- _THE PROBLEM_: Give back the whole listing exactly as shown.

'''

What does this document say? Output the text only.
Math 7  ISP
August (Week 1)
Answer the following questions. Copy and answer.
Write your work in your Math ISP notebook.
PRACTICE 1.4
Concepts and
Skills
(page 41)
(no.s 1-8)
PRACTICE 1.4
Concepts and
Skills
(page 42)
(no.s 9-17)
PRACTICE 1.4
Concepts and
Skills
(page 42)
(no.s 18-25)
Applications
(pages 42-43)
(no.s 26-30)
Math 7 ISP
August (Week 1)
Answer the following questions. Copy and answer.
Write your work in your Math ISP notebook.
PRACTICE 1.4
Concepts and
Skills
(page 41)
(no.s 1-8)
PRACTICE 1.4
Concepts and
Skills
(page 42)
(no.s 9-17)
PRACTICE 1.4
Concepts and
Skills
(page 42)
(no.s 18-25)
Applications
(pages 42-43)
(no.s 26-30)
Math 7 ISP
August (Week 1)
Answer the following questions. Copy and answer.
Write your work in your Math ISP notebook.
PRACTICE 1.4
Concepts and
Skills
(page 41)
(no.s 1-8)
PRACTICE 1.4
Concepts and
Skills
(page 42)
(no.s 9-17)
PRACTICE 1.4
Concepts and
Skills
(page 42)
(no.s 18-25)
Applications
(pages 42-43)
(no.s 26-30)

'''

- _RESULT FOR THIS EXERCISE_:
What does this document say? Output the text only.
Math 7  ISP
August (Week 1)
Answer the following questions. Copy and answer.
Write your work in your Math ISP notebook.
PRACTICE 1.4
Concepts and
Skills
(page 41)
(no.s 1-8)
PRACTICE 1.4
Concepts and
Skills
(page 42)
(no.s 9-17)
PRACTICE 1.4
Concepts and
Skills
(page 42)
(no.s 18-25)
Applications
(pages 42-43)
(no.s 26-30)
Math 7 ISP
August (Week 1)
Answer the following questions. Copy and answer.
Write your work in your Math ISP notebook.
PRACTICE 1.4
Concepts and
Skills
(page 41)
(no.s 1-8)
PRACTICE 1.4
Concepts and
Skills
(page 42)
(no.s 9-17)
PRACTICE 1.4
Concepts and
Skills
(page 42)
(no.s 18-25)
Applications
(pages 42-43)
(no.s 26-30)
Math 7 ISP
August (Week 1)
Answer the following questions. Copy and answer.
Write your work in your Math ISP notebook.
PRACTICE 1.4
Concepts and
Skills
(page 41)
(no.s 1-8)
PRACTICE 1.4
Concepts and
Skills
(page 42)
(no.s 9-17)
PRACTICE 1.4
Concepts and
Skills
(page 42)
(no.s 18-25)
Applications
(pages 42-43)
(no.s 26-30)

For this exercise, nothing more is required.